[BEGIN Records to use]

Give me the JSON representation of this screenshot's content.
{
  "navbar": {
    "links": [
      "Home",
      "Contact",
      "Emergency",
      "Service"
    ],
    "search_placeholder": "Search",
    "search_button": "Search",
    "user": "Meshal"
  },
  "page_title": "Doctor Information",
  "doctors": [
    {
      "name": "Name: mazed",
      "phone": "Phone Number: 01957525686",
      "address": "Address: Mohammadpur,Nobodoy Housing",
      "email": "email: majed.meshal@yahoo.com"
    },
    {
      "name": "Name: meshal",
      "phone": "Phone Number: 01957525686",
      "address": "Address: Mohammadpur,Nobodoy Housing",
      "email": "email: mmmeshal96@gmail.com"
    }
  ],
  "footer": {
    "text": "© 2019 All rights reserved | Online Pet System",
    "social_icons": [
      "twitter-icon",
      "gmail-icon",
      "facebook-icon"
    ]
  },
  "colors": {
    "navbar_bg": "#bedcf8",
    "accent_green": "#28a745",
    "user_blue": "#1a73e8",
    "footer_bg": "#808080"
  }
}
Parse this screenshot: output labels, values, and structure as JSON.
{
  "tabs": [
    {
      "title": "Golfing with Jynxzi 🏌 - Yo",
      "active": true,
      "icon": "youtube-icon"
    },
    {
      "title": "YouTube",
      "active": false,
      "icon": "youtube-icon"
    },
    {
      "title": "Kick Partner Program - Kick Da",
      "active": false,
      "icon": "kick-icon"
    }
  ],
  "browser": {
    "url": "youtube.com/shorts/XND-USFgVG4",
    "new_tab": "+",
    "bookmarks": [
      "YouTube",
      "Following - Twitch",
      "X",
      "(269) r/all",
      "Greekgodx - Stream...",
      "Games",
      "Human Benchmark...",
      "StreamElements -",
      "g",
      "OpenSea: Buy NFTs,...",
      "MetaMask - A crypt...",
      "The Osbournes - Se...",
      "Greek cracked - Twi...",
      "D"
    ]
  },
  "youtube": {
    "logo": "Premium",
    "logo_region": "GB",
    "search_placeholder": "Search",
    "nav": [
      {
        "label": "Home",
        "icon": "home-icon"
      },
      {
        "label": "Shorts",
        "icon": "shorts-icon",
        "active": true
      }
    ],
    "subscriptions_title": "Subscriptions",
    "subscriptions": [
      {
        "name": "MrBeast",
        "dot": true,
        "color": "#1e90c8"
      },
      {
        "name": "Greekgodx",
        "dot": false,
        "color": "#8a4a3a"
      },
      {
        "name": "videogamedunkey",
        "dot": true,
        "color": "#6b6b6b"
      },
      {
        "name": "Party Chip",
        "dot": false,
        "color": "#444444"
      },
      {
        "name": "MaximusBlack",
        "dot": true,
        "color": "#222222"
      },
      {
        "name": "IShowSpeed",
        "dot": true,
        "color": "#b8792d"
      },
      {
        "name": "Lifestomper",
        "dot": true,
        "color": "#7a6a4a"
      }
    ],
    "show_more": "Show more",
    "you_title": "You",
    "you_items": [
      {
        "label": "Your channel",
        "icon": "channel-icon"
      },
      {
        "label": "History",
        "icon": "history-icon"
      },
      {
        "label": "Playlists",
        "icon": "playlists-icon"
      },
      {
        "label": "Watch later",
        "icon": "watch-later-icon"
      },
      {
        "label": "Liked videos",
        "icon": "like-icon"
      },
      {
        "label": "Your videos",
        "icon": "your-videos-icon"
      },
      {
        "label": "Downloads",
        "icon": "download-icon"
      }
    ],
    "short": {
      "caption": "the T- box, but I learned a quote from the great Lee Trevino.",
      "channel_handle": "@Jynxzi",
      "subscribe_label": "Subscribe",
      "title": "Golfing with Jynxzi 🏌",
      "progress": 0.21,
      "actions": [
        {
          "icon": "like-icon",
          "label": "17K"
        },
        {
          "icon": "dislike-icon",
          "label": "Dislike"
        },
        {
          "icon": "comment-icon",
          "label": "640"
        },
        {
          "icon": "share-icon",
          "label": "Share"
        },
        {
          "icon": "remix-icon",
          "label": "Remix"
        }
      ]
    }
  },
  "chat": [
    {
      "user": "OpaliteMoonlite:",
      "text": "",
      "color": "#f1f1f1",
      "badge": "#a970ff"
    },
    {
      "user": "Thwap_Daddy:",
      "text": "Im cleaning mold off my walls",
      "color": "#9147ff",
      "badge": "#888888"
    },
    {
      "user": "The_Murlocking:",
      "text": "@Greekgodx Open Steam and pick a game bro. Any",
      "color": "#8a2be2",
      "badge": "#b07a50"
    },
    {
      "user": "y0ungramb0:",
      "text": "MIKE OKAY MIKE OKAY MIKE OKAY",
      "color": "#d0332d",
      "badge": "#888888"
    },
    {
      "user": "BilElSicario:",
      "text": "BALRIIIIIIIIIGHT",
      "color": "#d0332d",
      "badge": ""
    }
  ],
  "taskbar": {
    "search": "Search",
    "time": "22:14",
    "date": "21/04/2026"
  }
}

[END Records to use]

:: Exercise directions ::
Would you restate each of the entries word for word?

:: Correct response ::
Give me the JSON representation of this screenshot's content.
{
  "navbar": {
    "links": [
      "Home",
      "Contact",
      "Emergency",
      "Service"
    ],
    "search_placeholder": "Search",
    "search_button": "Search",
    "user": "Meshal"
  },
  "page_title": "Doctor Information",
  "doctors": [
    {
      "name": "Name: mazed",
      "phone": "Phone Number: 01957525686",
      "address": "Address: Mohammadpur,Nobodoy Housing",
      "email": "email: majed.meshal@yahoo.com"
    },
    {
      "name": "Name: meshal",
      "phone": "Phone Number: 01957525686",
      "address": "Address: Mohammadpur,Nobodoy Housing",
      "email": "email: mmmeshal96@gmail.com"
    }
  ],
  "footer": {
    "text": "© 2019 All rights reserved | Online Pet System",
    "social_icons": [
      "twitter-icon",
      "gmail-icon",
      "facebook-icon"
    ]
  },
  "colors": {
    "navbar_bg": "#bedcf8",
    "accent_green": "#28a745",
    "user_blue": "#1a73e8",
    "footer_bg": "#808080"
  }
}
Parse this screenshot: output labels, values, and structure as JSON.
{
  "tabs": [
    {
      "title": "Golfing with Jynxzi 🏌 - Yo",
      "active": true,
      "icon": "youtube-icon"
    },
    {
      "title": "YouTube",
      "active": false,
      "icon": "youtube-icon"
    },
    {
      "title": "Kick Partner Program - Kick Da",
      "active": false,
      "icon": "kick-icon"
    }
  ],
  "browser": {
    "url": "youtube.com/shorts/XND-USFgVG4",
    "new_tab": "+",
    "bookmarks": [
      "YouTube",
      "Following - Twitch",
      "X",
      "(269) r/all",
      "Greekgodx - Stream...",
      "Games",
      "Human Benchmark...",
      "StreamElements -",
      "g",
      "OpenSea: Buy NFTs,...",
      "MetaMask - A crypt...",
      "The Osbournes - Se...",
      "Greek cracked - Twi...",
      "D"
    ]
  },
  "youtube": {
    "logo": "Premium",
    "logo_region": "GB",
    "search_placeholder": "Search",
    "nav": [
      {
        "label": "Home",
        "icon": "home-icon"
      },
      {
        "label": "Shorts",
        "icon": "shorts-icon",
        "active": true
      }
    ],
    "subscriptions_title": "Subscriptions",
    "subscriptions": [
      {
        "name": "MrBeast",
        "dot": true,
        "color": "#1e90c8"
      },
      {
        "name": "Greekgodx",
        "dot": false,
        "color": "#8a4a3a"
      },
      {
        "name": "videogamedunkey",
        "dot": true,
        "color": "#6b6b6b"
      },
      {
        "name": "Party Chip",
        "dot": false,
        "color": "#444444"
      },
      {
        "name": "MaximusBlack",
        "dot": true,
        "color": "#222222"
      },
      {
        "name": "IShowSpeed",
        "dot": true,
        "color": "#b8792d"
      },
      {
        "name": "Lifestomper",
        "dot": true,
        "color": "#7a6a4a"
      }
    ],
    "show_more": "Show more",
    "you_title": "You",
    "you_items": [
      {
        "label": "Your channel",
        "icon": "channel-icon"
      },
      {
        "label": "History",
        "icon": "history-icon"
      },
      {
        "label": "Playlists",
        "icon": "playlists-icon"
      },
      {
        "label": "Watch later",
        "icon": "watch-later-icon"
      },
      {
        "label": "Liked videos",
        "icon": "like-icon"
      },
      {
        "label": "Your videos",
        "icon": "your-videos-icon"
      },
      {
        "label": "Downloads",
        "icon": "download-icon"
      }
    ],
    "short": {
      "caption": "the T- box, but I learned a quote from the great Lee Trevino.",
      "channel_handle": "@Jynxzi",
      "subscribe_label": "Subscribe",
      "title": "Golfing with Jynxzi 🏌",
      "progress": 0.21,
      "actions": [
        {
          "icon": "like-icon",
          "label": "17K"
        },
        {
          "icon": "dislike-icon",
          "label": "Dislike"
        },
        {
          "icon": "comment-icon",
          "label": "640"
        },
        {
          "icon": "share-icon",
          "label": "Share"
        },
        {
          "icon": "remix-icon",
          "label": "Remix"
        }
      ]
    }
  },
  "chat": [
    {
      "user": "OpaliteMoonlite:",
      "text": "",
      "color": "#f1f1f1",
      "badge": "#a970ff"
    },
    {
      "user": "Thwap_Daddy:",
      "text": "Im cleaning mold off my walls",
      "color": "#9147ff",
      "badge": "#888888"
    },
    {
      "user": "The_Murlocking:",
      "text": "@Greekgodx Open Steam and pick a game bro. Any",
      "color": "#8a2be2",
      "badge": "#b07a50"
    },
    {
      "user": "y0ungramb0:",
      "text": "MIKE OKAY MIKE OKAY MIKE OKAY",
      "color": "#d0332d",
      "badge": "#888888"
    },
    {
      "user": "BilElSicario:",
      "text": "BALRIIIIIIIIIGHT",
      "color": "#d0332d",
      "badge": ""
    }
  ],
  "taskbar": {
    "search": "Search",
    "time": "22:14",
    "date": "21/04/2026"
  }
}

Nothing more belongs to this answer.